Data excerpts:
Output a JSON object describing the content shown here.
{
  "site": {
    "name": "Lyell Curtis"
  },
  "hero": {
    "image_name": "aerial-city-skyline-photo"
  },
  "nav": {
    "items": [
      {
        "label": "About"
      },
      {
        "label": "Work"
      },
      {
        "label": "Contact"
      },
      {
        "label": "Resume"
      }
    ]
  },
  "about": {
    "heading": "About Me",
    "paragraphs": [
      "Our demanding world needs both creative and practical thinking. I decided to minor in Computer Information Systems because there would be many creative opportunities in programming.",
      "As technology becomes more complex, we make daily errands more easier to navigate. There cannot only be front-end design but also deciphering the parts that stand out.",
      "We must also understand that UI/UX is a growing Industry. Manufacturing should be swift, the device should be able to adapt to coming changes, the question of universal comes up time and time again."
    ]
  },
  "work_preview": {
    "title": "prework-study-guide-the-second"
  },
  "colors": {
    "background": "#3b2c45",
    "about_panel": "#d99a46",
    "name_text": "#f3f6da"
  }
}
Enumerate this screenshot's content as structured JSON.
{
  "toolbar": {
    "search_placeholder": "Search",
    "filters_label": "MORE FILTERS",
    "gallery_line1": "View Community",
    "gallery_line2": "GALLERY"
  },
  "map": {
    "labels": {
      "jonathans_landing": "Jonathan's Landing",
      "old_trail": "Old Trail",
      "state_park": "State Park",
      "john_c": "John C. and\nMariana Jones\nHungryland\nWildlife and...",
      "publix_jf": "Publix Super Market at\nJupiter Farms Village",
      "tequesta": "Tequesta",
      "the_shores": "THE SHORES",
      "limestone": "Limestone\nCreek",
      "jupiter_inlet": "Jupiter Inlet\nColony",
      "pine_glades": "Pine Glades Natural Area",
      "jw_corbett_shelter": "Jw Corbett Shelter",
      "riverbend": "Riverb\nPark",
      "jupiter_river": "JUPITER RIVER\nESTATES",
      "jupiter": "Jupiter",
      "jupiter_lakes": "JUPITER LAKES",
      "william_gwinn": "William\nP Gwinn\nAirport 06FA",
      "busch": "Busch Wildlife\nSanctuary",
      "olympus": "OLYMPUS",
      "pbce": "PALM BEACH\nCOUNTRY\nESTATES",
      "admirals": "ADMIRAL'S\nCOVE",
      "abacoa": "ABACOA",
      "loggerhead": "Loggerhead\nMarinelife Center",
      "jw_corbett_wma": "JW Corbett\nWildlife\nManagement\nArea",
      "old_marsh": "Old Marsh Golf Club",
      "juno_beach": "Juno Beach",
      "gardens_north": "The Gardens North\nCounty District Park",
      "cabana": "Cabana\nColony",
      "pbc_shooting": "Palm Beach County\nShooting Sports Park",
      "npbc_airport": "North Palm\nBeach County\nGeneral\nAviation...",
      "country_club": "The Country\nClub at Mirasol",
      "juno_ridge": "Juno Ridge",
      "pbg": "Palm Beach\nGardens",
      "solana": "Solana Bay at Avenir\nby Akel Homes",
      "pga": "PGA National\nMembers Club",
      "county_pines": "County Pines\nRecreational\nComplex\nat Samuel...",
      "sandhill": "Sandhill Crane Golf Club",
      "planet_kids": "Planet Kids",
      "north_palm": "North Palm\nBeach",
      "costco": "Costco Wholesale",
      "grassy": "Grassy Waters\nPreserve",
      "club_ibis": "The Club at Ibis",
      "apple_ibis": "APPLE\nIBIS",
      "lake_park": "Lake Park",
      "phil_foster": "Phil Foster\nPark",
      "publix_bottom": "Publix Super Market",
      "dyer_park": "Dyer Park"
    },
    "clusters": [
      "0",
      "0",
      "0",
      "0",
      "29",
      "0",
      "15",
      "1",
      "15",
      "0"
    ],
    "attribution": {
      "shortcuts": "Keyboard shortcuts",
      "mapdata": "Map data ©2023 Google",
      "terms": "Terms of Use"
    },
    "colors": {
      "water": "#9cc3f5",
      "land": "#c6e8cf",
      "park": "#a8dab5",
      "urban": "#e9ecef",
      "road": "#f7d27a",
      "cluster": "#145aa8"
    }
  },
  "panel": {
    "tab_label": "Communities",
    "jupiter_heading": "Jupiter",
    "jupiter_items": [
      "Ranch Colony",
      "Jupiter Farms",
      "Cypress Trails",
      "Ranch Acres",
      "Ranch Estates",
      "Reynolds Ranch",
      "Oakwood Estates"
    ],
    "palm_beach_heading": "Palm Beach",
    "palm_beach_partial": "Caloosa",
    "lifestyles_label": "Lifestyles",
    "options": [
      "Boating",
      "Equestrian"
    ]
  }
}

Your instructions: Copy out every line of the data above, exactly as given.

Complete output:
Output a JSON object describing the content shown here.
{
  "site": {
    "name": "Lyell Curtis"
  },
  "hero": {
    "image_name": "aerial-city-skyline-photo"
  },
  "nav": {
    "items": [
      {
        "label": "About"
      },
      {
        "label": "Work"
      },
      {
        "label": "Contact"
      },
      {
        "label": "Resume"
      }
    ]
  },
  "about": {
    "heading": "About Me",
    "paragraphs": [
      "Our demanding world needs both creative and practical thinking. I decided to minor in Computer Information Systems because there would be many creative opportunities in programming.",
      "As technology becomes more complex, we make daily errands more easier to navigate. There cannot only be front-end design but also deciphering the parts that stand out.",
      "We must also understand that UI/UX is a growing Industry. Manufacturing should be swift, the device should be able to adapt to coming changes, the question of universal comes up time and time again."
    ]
  },
  "work_preview": {
    "title": "prework-study-guide-the-second"
  },
  "colors": {
    "background": "#3b2c45",
    "about_panel": "#d99a46",
    "name_text": "#f3f6da"
  }
}
Enumerate this screenshot's content as structured JSON.
{
  "toolbar": {
    "search_placeholder": "Search",
    "filters_label": "MORE FILTERS",
    "gallery_line1": "View Community",
    "gallery_line2": "GALLERY"
  },
  "map": {
    "labels": {
      "jonathans_landing": "Jonathan's Landing",
      "old_trail": "Old Trail",
      "state_park": "State Park",
      "john_c": "John C. and\nMariana Jones\nHungryland\nWildlife and...",
      "publix_jf": "Publix Super Market at\nJupiter Farms Village",
      "tequesta": "Tequesta",
      "the_shores": "THE SHORES",
      "limestone": "Limestone\nCreek",
      "jupiter_inlet": "Jupiter Inlet\nColony",
      "pine_glades": "Pine Glades Natural Area",
      "jw_corbett_shelter": "Jw Corbett Shelter",
      "riverbend": "Riverb\nPark",
      "jupiter_river": "JUPITER RIVER\nESTATES",
      "jupiter": "Jupiter",
      "jupiter_lakes": "JUPITER LAKES",
      "william_gwinn": "William\nP Gwinn\nAirport 06FA",
      "busch": "Busch Wildlife\nSanctuary",
      "olympus": "OLYMPUS",
      "pbce": "PALM BEACH\nCOUNTRY\nESTATES",
      "admirals": "ADMIRAL'S\nCOVE",
      "abacoa": "ABACOA",
      "loggerhead": "Loggerhead\nMarinelife Center",
      "jw_corbett_wma": "JW Corbett\nWildlife\nManagement\nArea",
      "old_marsh": "Old Marsh Golf Club",
      "juno_beach": "Juno Beach",
      "gardens_north": "The Gardens North\nCounty District Park",
      "cabana": "Cabana\nColony",
      "pbc_shooting": "Palm Beach County\nShooting Sports Park",
      "npbc_airport": "North Palm\nBeach County\nGeneral\nAviation...",
      "country_club": "The Country\nClub at Mirasol",
      "juno_ridge": "Juno Ridge",
      "pbg": "Palm Beach\nGardens",
      "solana": "Solana Bay at Avenir\nby Akel Homes",
      "pga": "PGA National\nMembers Club",
      "county_pines": "County Pines\nRecreational\nComplex\nat Samuel...",
      "sandhill": "Sandhill Crane Golf Club",
      "planet_kids": "Planet Kids",
      "north_palm": "North Palm\nBeach",
      "costco": "Costco Wholesale",
      "grassy": "Grassy Waters\nPreserve",
      "club_ibis": "The Club at Ibis",
      "apple_ibis": "APPLE\nIBIS",
      "lake_park": "Lake Park",
      "phil_foster": "Phil Foster\nPark",
      "publix_bottom": "Publix Super Market",
      "dyer_park": "Dyer Park"
    },
    "clusters": [
      "0",
      "0",
      "0",
      "0",
      "29",
      "0",
      "15",
      "1",
      "15",
      "0"
    ],
    "attribution": {
      "shortcuts": "Keyboard shortcuts",
      "mapdata": "Map data ©2023 Google",
      "terms": "Terms of Use"
    },
    "colors": {
      "water": "#9cc3f5",
      "land": "#c6e8cf",
      "park": "#a8dab5",
      "urban": "#e9ecef",
      "road": "#f7d27a",
      "cluster": "#145aa8"
    }
  },
  "panel": {
    "tab_label": "Communities",
    "jupiter_heading": "Jupiter",
    "jupiter_items": [
      "Ranch Colony",
      "Jupiter Farms",
      "Cypress Trails",
      "Ranch Acres",
      "Ranch Estates",
      "Reynolds Ranch",
      "Oakwood Estates"
    ],
    "palm_beach_heading": "Palm Beach",
    "palm_beach_partial": "Caloosa",
    "lifestyles_label": "Lifestyles",
    "options": [
      "Boating",
      "Equestrian"
    ]
  }
}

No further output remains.